Written problem = With the pictures left out, copy the listing below exactly.

══ Records provided ══

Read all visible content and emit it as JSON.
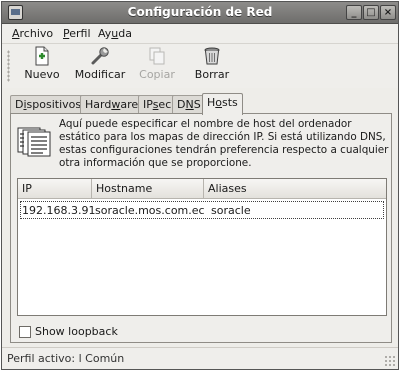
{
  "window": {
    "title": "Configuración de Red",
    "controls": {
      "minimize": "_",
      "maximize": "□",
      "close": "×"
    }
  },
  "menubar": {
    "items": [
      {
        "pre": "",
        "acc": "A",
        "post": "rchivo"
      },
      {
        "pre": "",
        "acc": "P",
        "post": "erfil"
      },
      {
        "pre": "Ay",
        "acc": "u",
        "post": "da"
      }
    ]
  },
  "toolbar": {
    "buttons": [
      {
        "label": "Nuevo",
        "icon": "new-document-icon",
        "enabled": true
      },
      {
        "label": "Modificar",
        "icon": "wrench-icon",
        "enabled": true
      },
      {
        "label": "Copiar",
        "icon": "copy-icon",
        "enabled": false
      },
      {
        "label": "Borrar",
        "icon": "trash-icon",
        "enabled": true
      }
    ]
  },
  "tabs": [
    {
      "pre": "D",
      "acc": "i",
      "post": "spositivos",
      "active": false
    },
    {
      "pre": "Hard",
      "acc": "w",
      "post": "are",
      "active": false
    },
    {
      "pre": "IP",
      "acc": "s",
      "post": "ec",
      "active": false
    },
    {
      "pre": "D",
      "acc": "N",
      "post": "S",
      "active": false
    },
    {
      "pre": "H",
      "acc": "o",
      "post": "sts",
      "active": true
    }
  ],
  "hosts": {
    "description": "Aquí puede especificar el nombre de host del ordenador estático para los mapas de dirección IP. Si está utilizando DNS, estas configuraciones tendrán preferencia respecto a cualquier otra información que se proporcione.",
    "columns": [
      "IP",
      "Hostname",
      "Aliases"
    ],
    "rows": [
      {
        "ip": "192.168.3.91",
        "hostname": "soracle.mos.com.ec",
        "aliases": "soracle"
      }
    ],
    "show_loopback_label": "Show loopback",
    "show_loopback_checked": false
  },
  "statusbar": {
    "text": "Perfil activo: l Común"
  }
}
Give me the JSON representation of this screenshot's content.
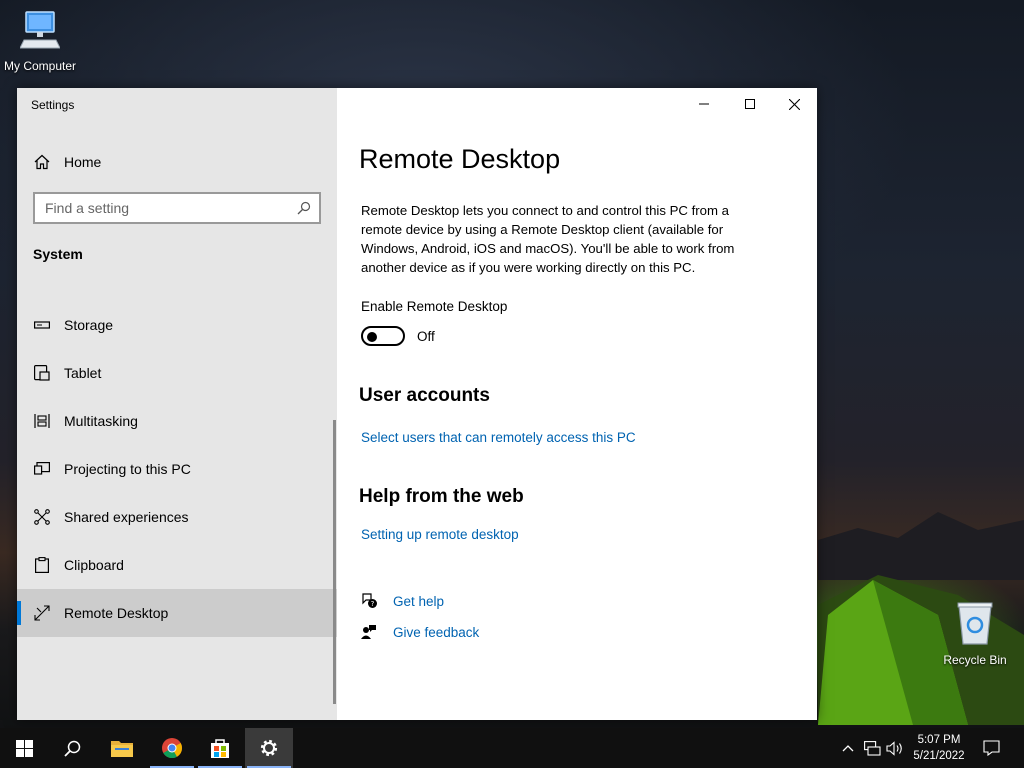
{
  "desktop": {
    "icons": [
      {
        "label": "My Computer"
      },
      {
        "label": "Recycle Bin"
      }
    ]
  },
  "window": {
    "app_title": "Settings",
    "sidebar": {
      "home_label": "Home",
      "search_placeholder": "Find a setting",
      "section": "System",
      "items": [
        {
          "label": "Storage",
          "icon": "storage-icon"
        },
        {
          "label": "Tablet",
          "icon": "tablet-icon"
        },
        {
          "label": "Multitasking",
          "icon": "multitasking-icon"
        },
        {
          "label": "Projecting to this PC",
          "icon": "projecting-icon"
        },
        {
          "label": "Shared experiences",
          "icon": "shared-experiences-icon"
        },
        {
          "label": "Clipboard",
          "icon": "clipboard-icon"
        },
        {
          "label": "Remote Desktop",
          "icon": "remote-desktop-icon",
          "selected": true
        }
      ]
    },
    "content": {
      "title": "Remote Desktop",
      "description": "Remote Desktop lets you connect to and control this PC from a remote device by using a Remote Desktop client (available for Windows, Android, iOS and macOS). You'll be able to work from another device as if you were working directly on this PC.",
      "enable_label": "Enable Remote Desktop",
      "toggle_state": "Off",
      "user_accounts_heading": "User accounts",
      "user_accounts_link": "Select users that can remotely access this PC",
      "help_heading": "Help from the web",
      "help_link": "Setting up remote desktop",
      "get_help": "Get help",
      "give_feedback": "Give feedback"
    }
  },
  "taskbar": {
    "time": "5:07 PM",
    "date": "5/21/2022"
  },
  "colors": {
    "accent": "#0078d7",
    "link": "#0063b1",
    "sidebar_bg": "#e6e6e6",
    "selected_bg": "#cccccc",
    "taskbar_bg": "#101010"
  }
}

═══

Correct result =
Read all visible content and emit it as JSON.
{
  "window": {
    "title": "Configuración de Red",
    "controls": {
      "minimize": "_",
      "maximize": "□",
      "close": "×"
    }
  },
  "menubar": {
    "items": [
      {
        "pre": "",
        "acc": "A",
        "post": "rchivo"
      },
      {
        "pre": "",
        "acc": "P",
        "post": "erfil"
      },
      {
        "pre": "Ay",
        "acc": "u",
        "post": "da"
      }
    ]
  },
  "toolbar": {
    "buttons": [
      {
        "label": "Nuevo",
        "icon": "new-document-icon",
        "enabled": true
      },
      {
        "label": "Modificar",
        "icon": "wrench-icon",
        "enabled": true
      },
      {
        "label": "Copiar",
        "icon": "copy-icon",
        "enabled": false
      },
      {
        "label": "Borrar",
        "icon": "trash-icon",
        "enabled": true
      }
    ]
  },
  "tabs": [
    {
      "pre": "D",
      "acc": "i",
      "post": "spositivos",
      "active": false
    },
    {
      "pre": "Hard",
      "acc": "w",
      "post": "are",
      "active": false
    },
    {
      "pre": "IP",
      "acc": "s",
      "post": "ec",
      "active": false
    },
    {
      "pre": "D",
      "acc": "N",
      "post": "S",
      "active": false
    },
    {
      "pre": "H",
      "acc": "o",
      "post": "sts",
      "active": true
    }
  ],
  "hosts": {
    "description": "Aquí puede especificar el nombre de host del ordenador estático para los mapas de dirección IP. Si está utilizando DNS, estas configuraciones tendrán preferencia respecto a cualquier otra información que se proporcione.",
    "columns": [
      "IP",
      "Hostname",
      "Aliases"
    ],
    "rows": [
      {
        "ip": "192.168.3.91",
        "hostname": "soracle.mos.com.ec",
        "aliases": "soracle"
      }
    ],
    "show_loopback_label": "Show loopback",
    "show_loopback_checked": false
  },
  "statusbar": {
    "text": "Perfil activo: l Común"
  }
}
Give me the JSON representation of this screenshot's content.
{
  "desktop": {
    "icons": [
      {
        "label": "My Computer"
      },
      {
        "label": "Recycle Bin"
      }
    ]
  },
  "window": {
    "app_title": "Settings",
    "sidebar": {
      "home_label": "Home",
      "search_placeholder": "Find a setting",
      "section": "System",
      "items": [
        {
          "label": "Storage",
          "icon": "storage-icon"
        },
        {
          "label": "Tablet",
          "icon": "tablet-icon"
        },
        {
          "label": "Multitasking",
          "icon": "multitasking-icon"
        },
        {
          "label": "Projecting to this PC",
          "icon": "projecting-icon"
        },
        {
          "label": "Shared experiences",
          "icon": "shared-experiences-icon"
        },
        {
          "label": "Clipboard",
          "icon": "clipboard-icon"
        },
        {
          "label": "Remote Desktop",
          "icon": "remote-desktop-icon",
          "selected": true
        }
      ]
    },
    "content": {
      "title": "Remote Desktop",
      "description": "Remote Desktop lets you connect to and control this PC from a remote device by using a Remote Desktop client (available for Windows, Android, iOS and macOS). You'll be able to work from another device as if you were working directly on this PC.",
      "enable_label": "Enable Remote Desktop",
      "toggle_state": "Off",
      "user_accounts_heading": "User accounts",
      "user_accounts_link": "Select users that can remotely access this PC",
      "help_heading": "Help from the web",
      "help_link": "Setting up remote desktop",
      "get_help": "Get help",
      "give_feedback": "Give feedback"
    }
  },
  "taskbar": {
    "time": "5:07 PM",
    "date": "5/21/2022"
  },
  "colors": {
    "accent": "#0078d7",
    "link": "#0063b1",
    "sidebar_bg": "#e6e6e6",
    "selected_bg": "#cccccc",
    "taskbar_bg": "#101010"
  }
}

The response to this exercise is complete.